Task brief: Select, from the data, each line where "over" occurs.

start Information shown

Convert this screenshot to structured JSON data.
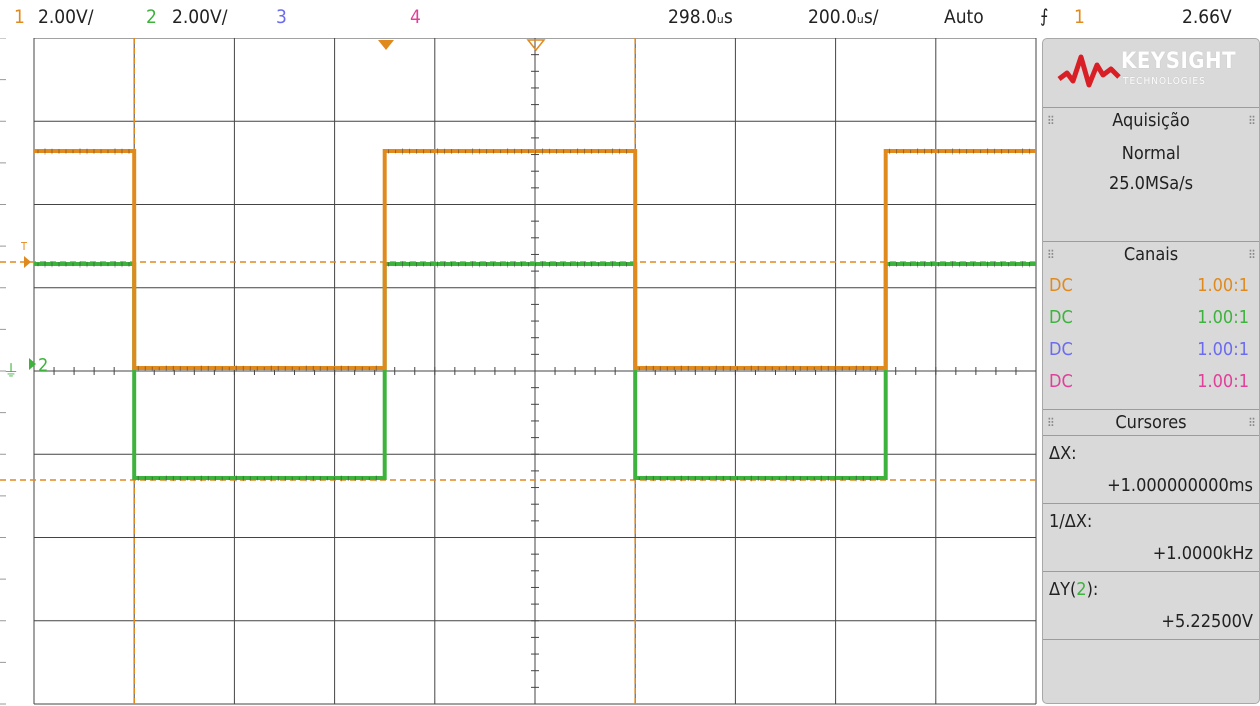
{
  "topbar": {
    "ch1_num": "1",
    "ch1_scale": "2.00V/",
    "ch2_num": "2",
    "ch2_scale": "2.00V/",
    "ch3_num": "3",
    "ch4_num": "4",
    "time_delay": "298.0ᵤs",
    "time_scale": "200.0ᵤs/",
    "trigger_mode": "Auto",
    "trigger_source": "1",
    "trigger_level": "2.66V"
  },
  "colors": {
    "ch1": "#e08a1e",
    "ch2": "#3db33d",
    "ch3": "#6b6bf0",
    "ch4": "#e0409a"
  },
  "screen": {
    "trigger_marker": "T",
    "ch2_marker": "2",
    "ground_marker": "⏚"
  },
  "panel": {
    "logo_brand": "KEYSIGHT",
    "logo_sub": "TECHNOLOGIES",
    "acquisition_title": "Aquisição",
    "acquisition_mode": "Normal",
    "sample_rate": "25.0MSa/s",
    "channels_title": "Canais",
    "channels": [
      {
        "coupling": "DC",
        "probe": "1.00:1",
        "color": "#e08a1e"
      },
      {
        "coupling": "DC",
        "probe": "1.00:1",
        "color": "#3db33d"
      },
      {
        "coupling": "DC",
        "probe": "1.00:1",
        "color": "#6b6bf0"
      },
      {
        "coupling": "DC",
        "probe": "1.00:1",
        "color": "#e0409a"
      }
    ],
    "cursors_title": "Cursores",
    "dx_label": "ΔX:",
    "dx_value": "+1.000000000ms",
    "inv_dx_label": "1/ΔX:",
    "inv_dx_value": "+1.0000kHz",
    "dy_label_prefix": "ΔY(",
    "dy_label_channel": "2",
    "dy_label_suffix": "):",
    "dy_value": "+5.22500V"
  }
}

end Information shown
start Information shown

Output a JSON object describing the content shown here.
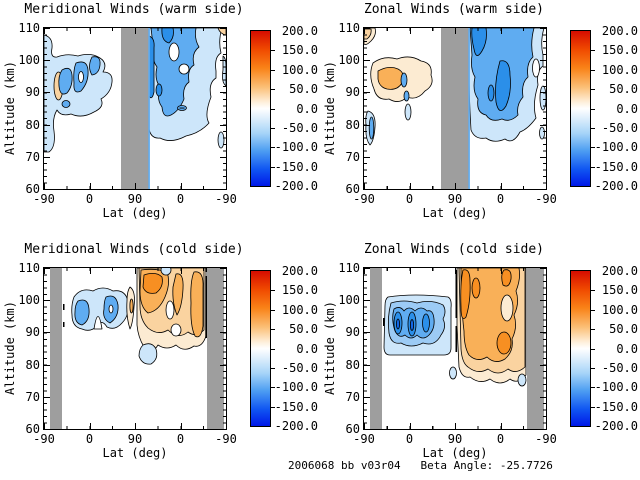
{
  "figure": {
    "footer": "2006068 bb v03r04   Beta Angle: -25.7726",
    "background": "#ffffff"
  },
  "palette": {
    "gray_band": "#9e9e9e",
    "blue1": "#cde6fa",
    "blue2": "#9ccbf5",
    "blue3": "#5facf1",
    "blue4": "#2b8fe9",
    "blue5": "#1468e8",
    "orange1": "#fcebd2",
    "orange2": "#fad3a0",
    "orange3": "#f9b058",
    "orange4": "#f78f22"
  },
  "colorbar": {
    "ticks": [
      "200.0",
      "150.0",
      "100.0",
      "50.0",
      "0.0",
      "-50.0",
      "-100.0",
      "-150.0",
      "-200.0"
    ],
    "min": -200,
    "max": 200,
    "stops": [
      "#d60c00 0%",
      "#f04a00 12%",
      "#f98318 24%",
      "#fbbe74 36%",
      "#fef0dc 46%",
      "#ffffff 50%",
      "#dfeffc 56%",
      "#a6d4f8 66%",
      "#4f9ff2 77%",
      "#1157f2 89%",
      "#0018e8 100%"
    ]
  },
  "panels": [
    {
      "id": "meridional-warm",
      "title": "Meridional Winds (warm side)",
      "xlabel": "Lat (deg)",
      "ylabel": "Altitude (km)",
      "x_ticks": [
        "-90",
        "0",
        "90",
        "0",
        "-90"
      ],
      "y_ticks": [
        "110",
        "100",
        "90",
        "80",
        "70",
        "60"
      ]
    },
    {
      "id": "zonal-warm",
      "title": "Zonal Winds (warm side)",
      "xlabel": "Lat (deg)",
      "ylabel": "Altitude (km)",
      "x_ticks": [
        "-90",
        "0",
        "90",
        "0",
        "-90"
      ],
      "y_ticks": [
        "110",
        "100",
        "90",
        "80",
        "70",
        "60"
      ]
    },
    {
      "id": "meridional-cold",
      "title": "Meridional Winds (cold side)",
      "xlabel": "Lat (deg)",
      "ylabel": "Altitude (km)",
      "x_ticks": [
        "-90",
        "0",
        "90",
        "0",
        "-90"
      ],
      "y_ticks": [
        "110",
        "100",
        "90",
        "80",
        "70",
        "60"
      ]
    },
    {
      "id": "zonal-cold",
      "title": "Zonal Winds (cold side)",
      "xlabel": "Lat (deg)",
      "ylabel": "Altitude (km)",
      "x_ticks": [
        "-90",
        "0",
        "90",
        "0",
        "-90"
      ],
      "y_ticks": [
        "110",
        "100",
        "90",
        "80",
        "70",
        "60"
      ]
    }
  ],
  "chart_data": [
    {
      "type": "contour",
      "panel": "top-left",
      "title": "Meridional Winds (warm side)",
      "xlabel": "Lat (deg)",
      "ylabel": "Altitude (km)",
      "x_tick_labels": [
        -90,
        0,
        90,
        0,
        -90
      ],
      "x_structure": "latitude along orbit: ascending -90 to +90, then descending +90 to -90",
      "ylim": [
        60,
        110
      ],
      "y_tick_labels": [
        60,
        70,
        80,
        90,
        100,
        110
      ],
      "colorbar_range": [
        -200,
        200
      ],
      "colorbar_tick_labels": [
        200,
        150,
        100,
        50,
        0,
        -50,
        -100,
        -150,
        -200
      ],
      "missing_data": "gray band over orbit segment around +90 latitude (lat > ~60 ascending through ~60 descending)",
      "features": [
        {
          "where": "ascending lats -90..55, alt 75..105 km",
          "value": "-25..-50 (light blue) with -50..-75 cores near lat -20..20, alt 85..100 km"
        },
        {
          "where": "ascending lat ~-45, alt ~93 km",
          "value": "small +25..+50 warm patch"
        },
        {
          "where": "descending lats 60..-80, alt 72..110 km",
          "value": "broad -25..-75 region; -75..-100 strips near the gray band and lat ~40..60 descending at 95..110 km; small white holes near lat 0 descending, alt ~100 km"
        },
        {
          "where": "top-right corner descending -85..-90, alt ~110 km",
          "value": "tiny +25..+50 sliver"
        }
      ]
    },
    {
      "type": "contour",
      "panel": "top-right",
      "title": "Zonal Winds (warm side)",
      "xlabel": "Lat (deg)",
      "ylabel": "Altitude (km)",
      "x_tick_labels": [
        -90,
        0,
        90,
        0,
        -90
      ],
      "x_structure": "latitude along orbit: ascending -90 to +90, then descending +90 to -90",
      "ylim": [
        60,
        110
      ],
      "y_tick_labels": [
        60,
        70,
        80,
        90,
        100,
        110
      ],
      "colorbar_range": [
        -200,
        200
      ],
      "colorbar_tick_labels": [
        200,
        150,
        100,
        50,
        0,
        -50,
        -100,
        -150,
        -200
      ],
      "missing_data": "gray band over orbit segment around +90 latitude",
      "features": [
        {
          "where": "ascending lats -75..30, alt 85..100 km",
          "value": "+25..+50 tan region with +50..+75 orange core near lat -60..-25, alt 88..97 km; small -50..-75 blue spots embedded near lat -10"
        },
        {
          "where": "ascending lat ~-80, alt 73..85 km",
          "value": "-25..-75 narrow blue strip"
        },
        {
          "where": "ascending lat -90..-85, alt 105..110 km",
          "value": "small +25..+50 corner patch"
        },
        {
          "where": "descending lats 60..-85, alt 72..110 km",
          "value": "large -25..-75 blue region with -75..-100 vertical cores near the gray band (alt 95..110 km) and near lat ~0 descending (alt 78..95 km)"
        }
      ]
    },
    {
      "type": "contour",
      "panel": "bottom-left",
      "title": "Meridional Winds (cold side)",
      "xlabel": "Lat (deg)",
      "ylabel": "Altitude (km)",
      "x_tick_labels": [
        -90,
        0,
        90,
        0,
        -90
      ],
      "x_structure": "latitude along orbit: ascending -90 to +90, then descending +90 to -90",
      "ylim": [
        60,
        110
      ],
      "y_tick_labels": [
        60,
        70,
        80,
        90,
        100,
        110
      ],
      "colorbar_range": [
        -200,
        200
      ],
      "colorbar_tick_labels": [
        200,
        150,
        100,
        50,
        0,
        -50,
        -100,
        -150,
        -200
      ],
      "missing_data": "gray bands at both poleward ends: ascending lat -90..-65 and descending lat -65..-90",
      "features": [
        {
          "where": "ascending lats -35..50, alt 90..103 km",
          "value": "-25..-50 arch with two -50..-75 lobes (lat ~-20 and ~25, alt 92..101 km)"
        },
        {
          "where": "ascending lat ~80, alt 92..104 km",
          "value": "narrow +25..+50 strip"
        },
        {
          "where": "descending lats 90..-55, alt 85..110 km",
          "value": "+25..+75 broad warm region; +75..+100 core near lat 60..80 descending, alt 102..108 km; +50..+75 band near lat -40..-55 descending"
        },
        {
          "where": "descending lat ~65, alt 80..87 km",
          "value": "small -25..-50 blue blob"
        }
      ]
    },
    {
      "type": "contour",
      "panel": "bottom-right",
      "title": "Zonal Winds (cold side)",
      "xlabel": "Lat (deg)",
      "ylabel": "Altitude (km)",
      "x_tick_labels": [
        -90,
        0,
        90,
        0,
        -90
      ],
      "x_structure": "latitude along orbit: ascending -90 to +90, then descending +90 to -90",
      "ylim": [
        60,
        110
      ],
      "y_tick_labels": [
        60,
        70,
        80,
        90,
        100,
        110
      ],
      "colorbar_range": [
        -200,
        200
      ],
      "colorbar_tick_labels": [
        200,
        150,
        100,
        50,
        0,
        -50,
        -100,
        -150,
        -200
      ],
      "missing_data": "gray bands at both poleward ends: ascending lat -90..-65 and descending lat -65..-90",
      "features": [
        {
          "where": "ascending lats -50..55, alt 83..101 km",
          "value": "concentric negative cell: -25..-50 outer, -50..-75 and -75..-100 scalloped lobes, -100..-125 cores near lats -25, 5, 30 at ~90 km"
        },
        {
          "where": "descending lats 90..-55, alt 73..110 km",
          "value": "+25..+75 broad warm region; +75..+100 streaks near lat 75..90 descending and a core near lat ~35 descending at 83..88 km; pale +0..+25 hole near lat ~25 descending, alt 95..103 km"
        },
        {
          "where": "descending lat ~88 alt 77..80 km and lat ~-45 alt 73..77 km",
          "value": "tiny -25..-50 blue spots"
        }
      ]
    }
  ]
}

end Information shown
start Information shown

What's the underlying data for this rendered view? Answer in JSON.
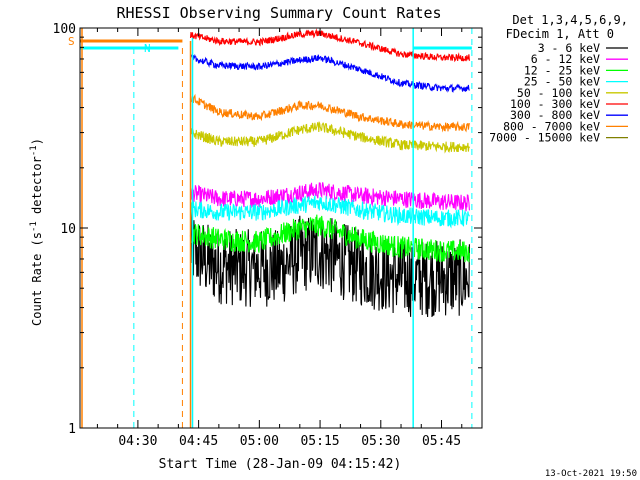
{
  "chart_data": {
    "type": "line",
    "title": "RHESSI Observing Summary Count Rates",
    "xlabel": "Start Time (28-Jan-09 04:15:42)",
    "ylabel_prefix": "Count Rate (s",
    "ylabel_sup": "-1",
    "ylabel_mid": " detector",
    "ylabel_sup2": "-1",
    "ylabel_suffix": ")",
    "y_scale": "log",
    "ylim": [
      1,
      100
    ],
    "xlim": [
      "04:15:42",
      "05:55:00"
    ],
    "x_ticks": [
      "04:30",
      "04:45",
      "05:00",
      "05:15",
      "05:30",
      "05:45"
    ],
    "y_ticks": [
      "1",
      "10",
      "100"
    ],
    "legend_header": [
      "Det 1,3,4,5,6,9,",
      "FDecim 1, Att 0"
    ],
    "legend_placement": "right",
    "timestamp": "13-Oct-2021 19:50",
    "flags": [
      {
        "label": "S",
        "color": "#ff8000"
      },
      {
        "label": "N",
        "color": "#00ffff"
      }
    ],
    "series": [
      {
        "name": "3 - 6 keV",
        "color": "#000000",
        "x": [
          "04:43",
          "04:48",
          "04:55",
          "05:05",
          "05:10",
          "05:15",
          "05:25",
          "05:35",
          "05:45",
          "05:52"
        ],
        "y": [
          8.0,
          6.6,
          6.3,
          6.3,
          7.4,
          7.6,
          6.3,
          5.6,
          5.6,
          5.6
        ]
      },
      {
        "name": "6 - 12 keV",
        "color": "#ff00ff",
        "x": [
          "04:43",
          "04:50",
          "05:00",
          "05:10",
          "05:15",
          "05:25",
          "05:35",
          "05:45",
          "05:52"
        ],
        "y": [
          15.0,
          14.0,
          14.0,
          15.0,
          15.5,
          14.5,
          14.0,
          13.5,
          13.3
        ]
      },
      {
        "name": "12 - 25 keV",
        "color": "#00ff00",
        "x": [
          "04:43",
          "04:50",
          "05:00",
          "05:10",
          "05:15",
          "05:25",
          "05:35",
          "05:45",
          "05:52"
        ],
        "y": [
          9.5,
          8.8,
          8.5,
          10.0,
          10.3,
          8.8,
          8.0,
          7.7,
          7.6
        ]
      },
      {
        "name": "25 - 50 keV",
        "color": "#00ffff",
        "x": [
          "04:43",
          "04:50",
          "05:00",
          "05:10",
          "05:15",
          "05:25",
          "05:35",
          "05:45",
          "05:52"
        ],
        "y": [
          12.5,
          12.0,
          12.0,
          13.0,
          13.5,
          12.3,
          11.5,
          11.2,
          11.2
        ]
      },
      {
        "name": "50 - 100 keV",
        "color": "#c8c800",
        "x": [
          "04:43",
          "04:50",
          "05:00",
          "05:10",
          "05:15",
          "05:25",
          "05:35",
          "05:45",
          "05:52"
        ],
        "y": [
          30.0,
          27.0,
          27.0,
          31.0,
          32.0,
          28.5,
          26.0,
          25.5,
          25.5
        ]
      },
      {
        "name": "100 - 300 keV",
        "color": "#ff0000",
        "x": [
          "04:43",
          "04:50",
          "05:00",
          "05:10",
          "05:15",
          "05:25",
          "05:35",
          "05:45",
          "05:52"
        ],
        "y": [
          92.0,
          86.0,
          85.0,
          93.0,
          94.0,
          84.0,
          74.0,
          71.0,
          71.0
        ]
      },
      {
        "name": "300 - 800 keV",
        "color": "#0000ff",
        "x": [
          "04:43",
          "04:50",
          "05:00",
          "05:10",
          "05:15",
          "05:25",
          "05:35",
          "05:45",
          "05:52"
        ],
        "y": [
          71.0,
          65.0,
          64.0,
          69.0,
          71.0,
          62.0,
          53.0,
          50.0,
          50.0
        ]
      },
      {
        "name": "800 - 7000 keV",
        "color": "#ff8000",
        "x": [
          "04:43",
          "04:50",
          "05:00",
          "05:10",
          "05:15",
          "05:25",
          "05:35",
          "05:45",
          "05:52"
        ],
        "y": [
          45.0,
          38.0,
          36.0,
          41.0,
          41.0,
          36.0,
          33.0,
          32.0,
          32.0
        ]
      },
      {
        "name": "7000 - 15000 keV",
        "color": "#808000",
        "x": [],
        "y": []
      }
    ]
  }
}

end Information shown

Answer to this task:
      "missing_data": "gray band over orbit segment around +90 latitude (lat > ~60 ascending through ~60 descending)",
      "missing_data": "gray band over orbit segment around +90 latitude",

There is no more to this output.